### WHAT TO WORK ON
Transcribe the whole listing below without changing a word, but leave out every image.
Start of INFORMATION PROVIDED
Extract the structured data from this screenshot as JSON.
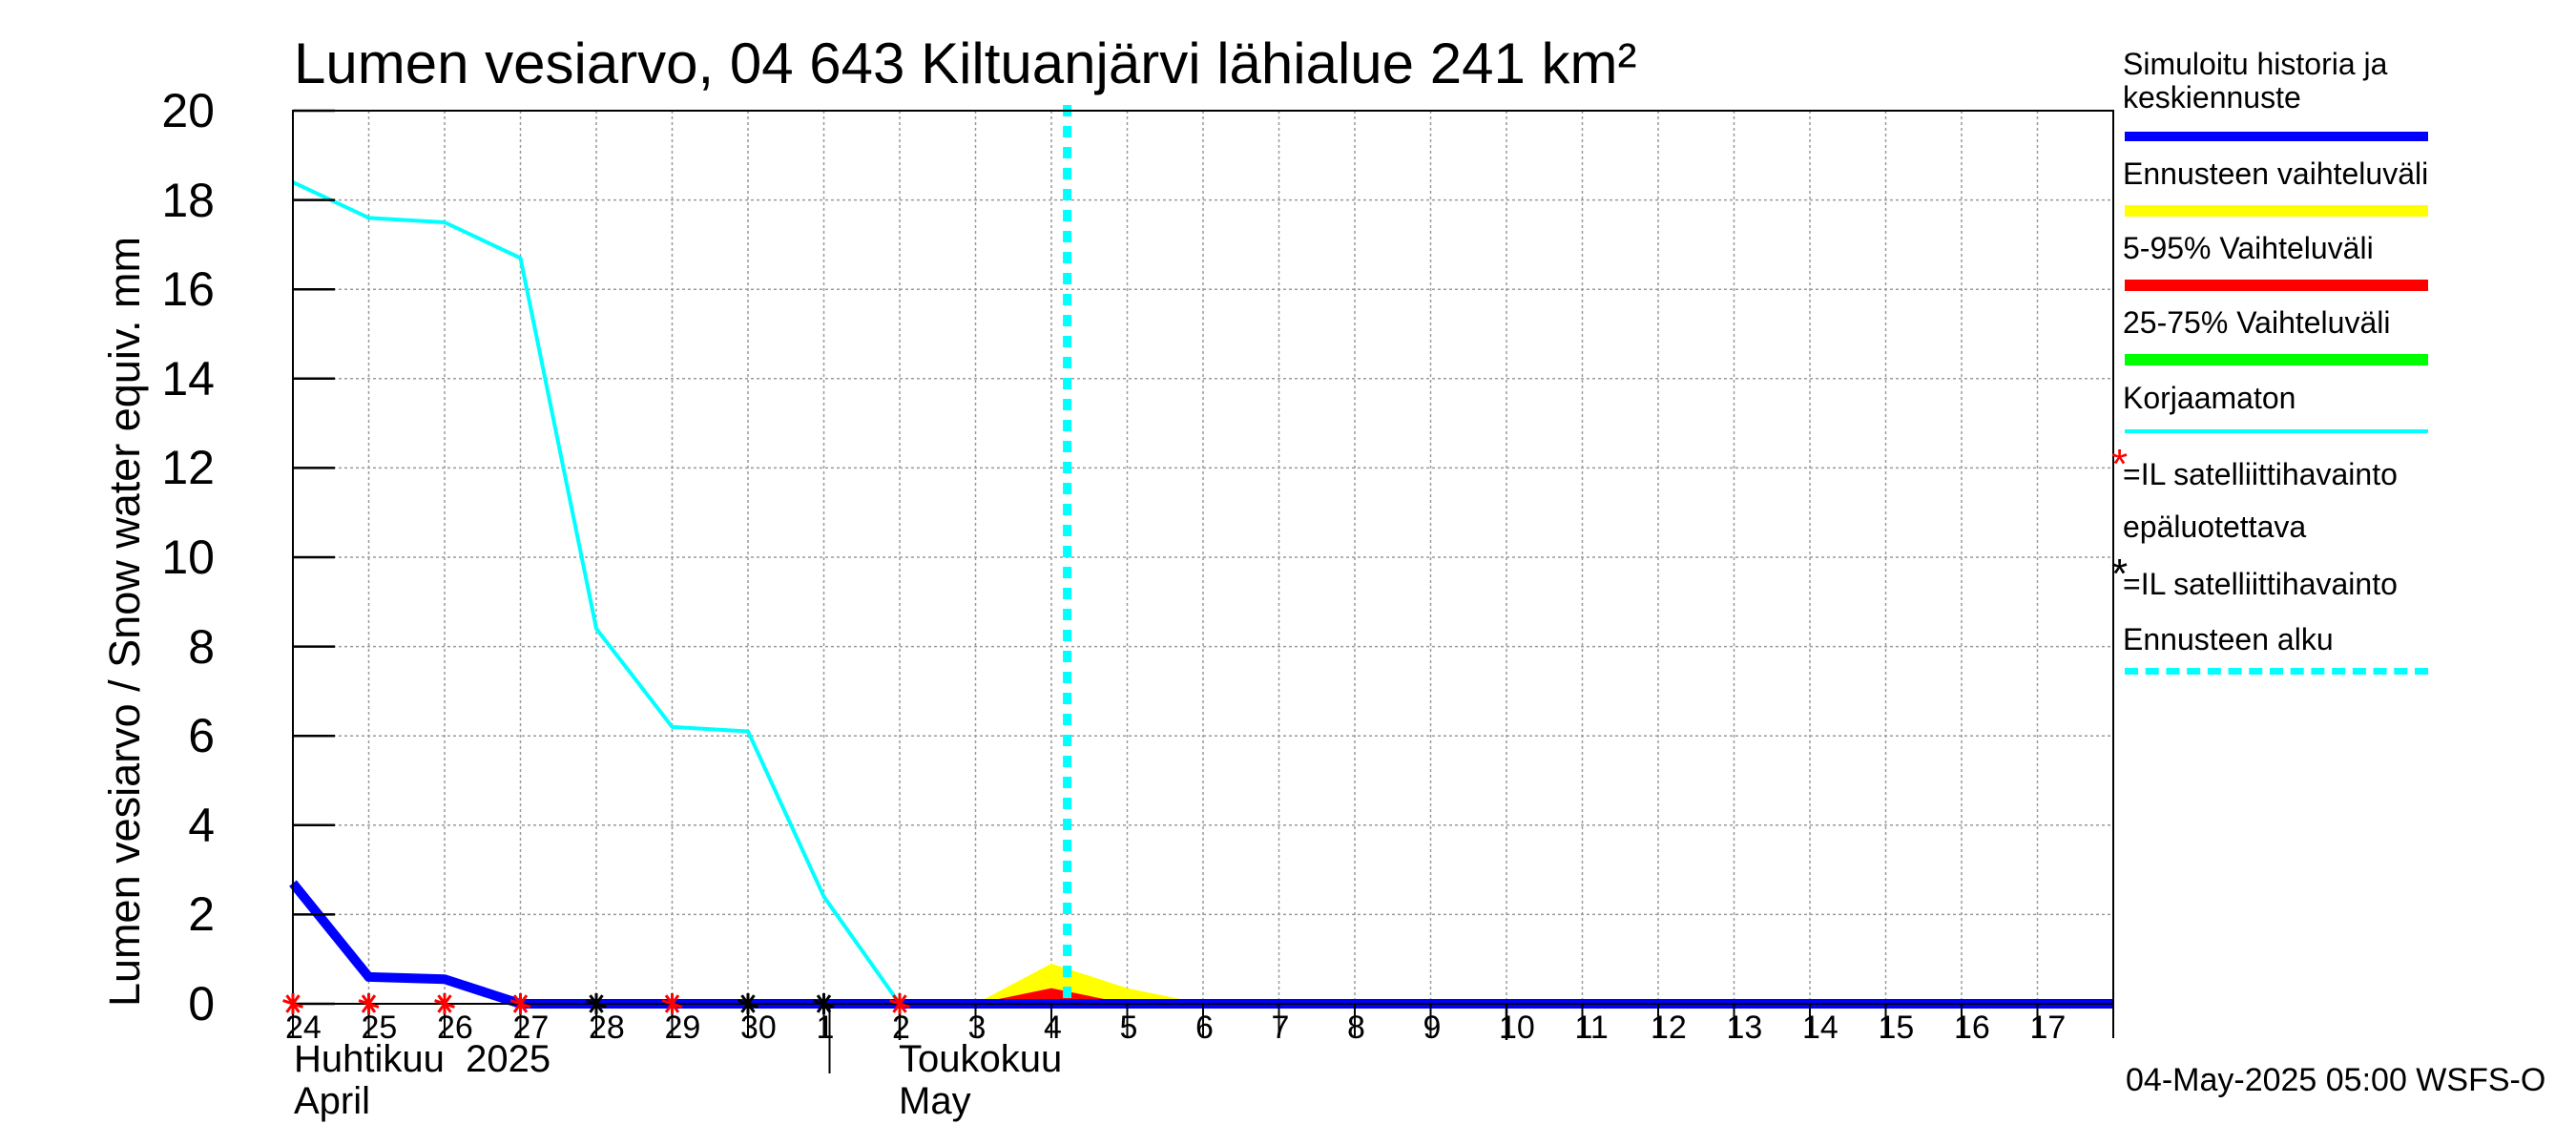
{
  "chart_data": {
    "type": "line",
    "title": "Lumen vesiarvo, 04 643 Kiltuanjärvi lähialue 241 km²",
    "ylabel": "Lumen vesiarvo / Snow water equiv.    mm",
    "ylim": [
      0,
      20
    ],
    "yticks": [
      "0",
      "2",
      "4",
      "6",
      "8",
      "10",
      "12",
      "14",
      "16",
      "18",
      "20"
    ],
    "xlim": [
      "2025-04-24",
      "2025-05-18"
    ],
    "xtick_labels": [
      "24",
      "25",
      "26",
      "27",
      "28",
      "29",
      "30",
      "1",
      "2",
      "3",
      "4",
      "5",
      "6",
      "7",
      "8",
      "9",
      "10",
      "11",
      "12",
      "13",
      "14",
      "15",
      "16",
      "17"
    ],
    "month_labels": [
      {
        "line1": "Huhtikuu  2025",
        "line2": "April"
      },
      {
        "line1": "Toukokuu",
        "line2": "May"
      }
    ],
    "grid": true,
    "forecast_start": "2025-05-04",
    "series": [
      {
        "name": "Korjaamaton",
        "color": "#00ffff",
        "x": [
          "2025-04-24",
          "2025-04-25",
          "2025-04-26",
          "2025-04-27",
          "2025-04-28",
          "2025-04-29",
          "2025-04-30",
          "2025-05-01",
          "2025-05-02"
        ],
        "y": [
          18.4,
          17.6,
          17.5,
          16.7,
          8.4,
          6.2,
          6.1,
          2.4,
          0.0
        ]
      },
      {
        "name": "Simuloitu historia ja keskiennuste",
        "color": "#0000ff",
        "x": [
          "2025-04-24",
          "2025-04-25",
          "2025-04-26",
          "2025-04-27",
          "2025-05-18"
        ],
        "y": [
          2.7,
          0.6,
          0.55,
          0.0,
          0.0
        ]
      },
      {
        "name": "Ennusteen vaihteluväli",
        "color": "#ffff00",
        "kind": "band",
        "x": [
          "2025-05-03",
          "2025-05-04",
          "2025-05-05",
          "2025-05-06"
        ],
        "y": [
          0.0,
          0.9,
          0.35,
          0.0
        ]
      },
      {
        "name": "5-95% Vaihteluväli",
        "color": "#ff0000",
        "kind": "band",
        "x": [
          "2025-05-03",
          "2025-05-04",
          "2025-05-05"
        ],
        "y": [
          0.0,
          0.35,
          0.0
        ]
      },
      {
        "name": "IL satelliittihavainto epäluotettava",
        "color": "#ff0000",
        "kind": "markers",
        "x": [
          "2025-04-24",
          "2025-04-25",
          "2025-04-26",
          "2025-04-27",
          "2025-04-29",
          "2025-05-02"
        ],
        "y": [
          0,
          0,
          0,
          0,
          0,
          0
        ]
      },
      {
        "name": "IL satelliittihavainto",
        "color": "#000000",
        "kind": "markers",
        "x": [
          "2025-04-28",
          "2025-04-30",
          "2025-05-01"
        ],
        "y": [
          0,
          0,
          0
        ]
      }
    ]
  },
  "legend": [
    {
      "label": "Simuloitu historia ja\nkeskiennuste",
      "color": "#0000ff",
      "style": "solid"
    },
    {
      "label": "Ennusteen vaihteluväli",
      "color": "#ffff00",
      "style": "solid"
    },
    {
      "label": "5-95% Vaihteluväli",
      "color": "#ff0000",
      "style": "solid"
    },
    {
      "label": "25-75% Vaihteluväli",
      "color": "#00ff00",
      "style": "solid"
    },
    {
      "label": "Korjaamaton",
      "color": "#00ffff",
      "style": "thin"
    },
    {
      "label": "=IL satelliittihavainto",
      "label2": "epäluotettava",
      "star": "*",
      "color": "#ff0000"
    },
    {
      "label": "=IL satelliittihavainto",
      "star": "*",
      "color": "#000000"
    },
    {
      "label": "Ennusteen alku",
      "color": "#00ffff",
      "style": "dashed"
    }
  ],
  "footer": "04-May-2025 05:00 WSFS-O"
}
End of INFORMATION PROVIDED
### COMPLETE OUTPUT
Extract the structured data from this screenshot as JSON.
{
  "chart_data": {
    "type": "line",
    "title": "Lumen vesiarvo, 04 643 Kiltuanjärvi lähialue 241 km²",
    "ylabel": "Lumen vesiarvo / Snow water equiv.    mm",
    "ylim": [
      0,
      20
    ],
    "yticks": [
      "0",
      "2",
      "4",
      "6",
      "8",
      "10",
      "12",
      "14",
      "16",
      "18",
      "20"
    ],
    "xlim": [
      "2025-04-24",
      "2025-05-18"
    ],
    "xtick_labels": [
      "24",
      "25",
      "26",
      "27",
      "28",
      "29",
      "30",
      "1",
      "2",
      "3",
      "4",
      "5",
      "6",
      "7",
      "8",
      "9",
      "10",
      "11",
      "12",
      "13",
      "14",
      "15",
      "16",
      "17"
    ],
    "month_labels": [
      {
        "line1": "Huhtikuu  2025",
        "line2": "April"
      },
      {
        "line1": "Toukokuu",
        "line2": "May"
      }
    ],
    "grid": true,
    "forecast_start": "2025-05-04",
    "series": [
      {
        "name": "Korjaamaton",
        "color": "#00ffff",
        "x": [
          "2025-04-24",
          "2025-04-25",
          "2025-04-26",
          "2025-04-27",
          "2025-04-28",
          "2025-04-29",
          "2025-04-30",
          "2025-05-01",
          "2025-05-02"
        ],
        "y": [
          18.4,
          17.6,
          17.5,
          16.7,
          8.4,
          6.2,
          6.1,
          2.4,
          0.0
        ]
      },
      {
        "name": "Simuloitu historia ja keskiennuste",
        "color": "#0000ff",
        "x": [
          "2025-04-24",
          "2025-04-25",
          "2025-04-26",
          "2025-04-27",
          "2025-05-18"
        ],
        "y": [
          2.7,
          0.6,
          0.55,
          0.0,
          0.0
        ]
      },
      {
        "name": "Ennusteen vaihteluväli",
        "color": "#ffff00",
        "kind": "band",
        "x": [
          "2025-05-03",
          "2025-05-04",
          "2025-05-05",
          "2025-05-06"
        ],
        "y": [
          0.0,
          0.9,
          0.35,
          0.0
        ]
      },
      {
        "name": "5-95% Vaihteluväli",
        "color": "#ff0000",
        "kind": "band",
        "x": [
          "2025-05-03",
          "2025-05-04",
          "2025-05-05"
        ],
        "y": [
          0.0,
          0.35,
          0.0
        ]
      },
      {
        "name": "IL satelliittihavainto epäluotettava",
        "color": "#ff0000",
        "kind": "markers",
        "x": [
          "2025-04-24",
          "2025-04-25",
          "2025-04-26",
          "2025-04-27",
          "2025-04-29",
          "2025-05-02"
        ],
        "y": [
          0,
          0,
          0,
          0,
          0,
          0
        ]
      },
      {
        "name": "IL satelliittihavainto",
        "color": "#000000",
        "kind": "markers",
        "x": [
          "2025-04-28",
          "2025-04-30",
          "2025-05-01"
        ],
        "y": [
          0,
          0,
          0
        ]
      }
    ]
  },
  "legend": [
    {
      "label": "Simuloitu historia ja\nkeskiennuste",
      "color": "#0000ff",
      "style": "solid"
    },
    {
      "label": "Ennusteen vaihteluväli",
      "color": "#ffff00",
      "style": "solid"
    },
    {
      "label": "5-95% Vaihteluväli",
      "color": "#ff0000",
      "style": "solid"
    },
    {
      "label": "25-75% Vaihteluväli",
      "color": "#00ff00",
      "style": "solid"
    },
    {
      "label": "Korjaamaton",
      "color": "#00ffff",
      "style": "thin"
    },
    {
      "label": "=IL satelliittihavainto",
      "label2": "epäluotettava",
      "star": "*",
      "color": "#ff0000"
    },
    {
      "label": "=IL satelliittihavainto",
      "star": "*",
      "color": "#000000"
    },
    {
      "label": "Ennusteen alku",
      "color": "#00ffff",
      "style": "dashed"
    }
  ],
  "footer": "04-May-2025 05:00 WSFS-O"
}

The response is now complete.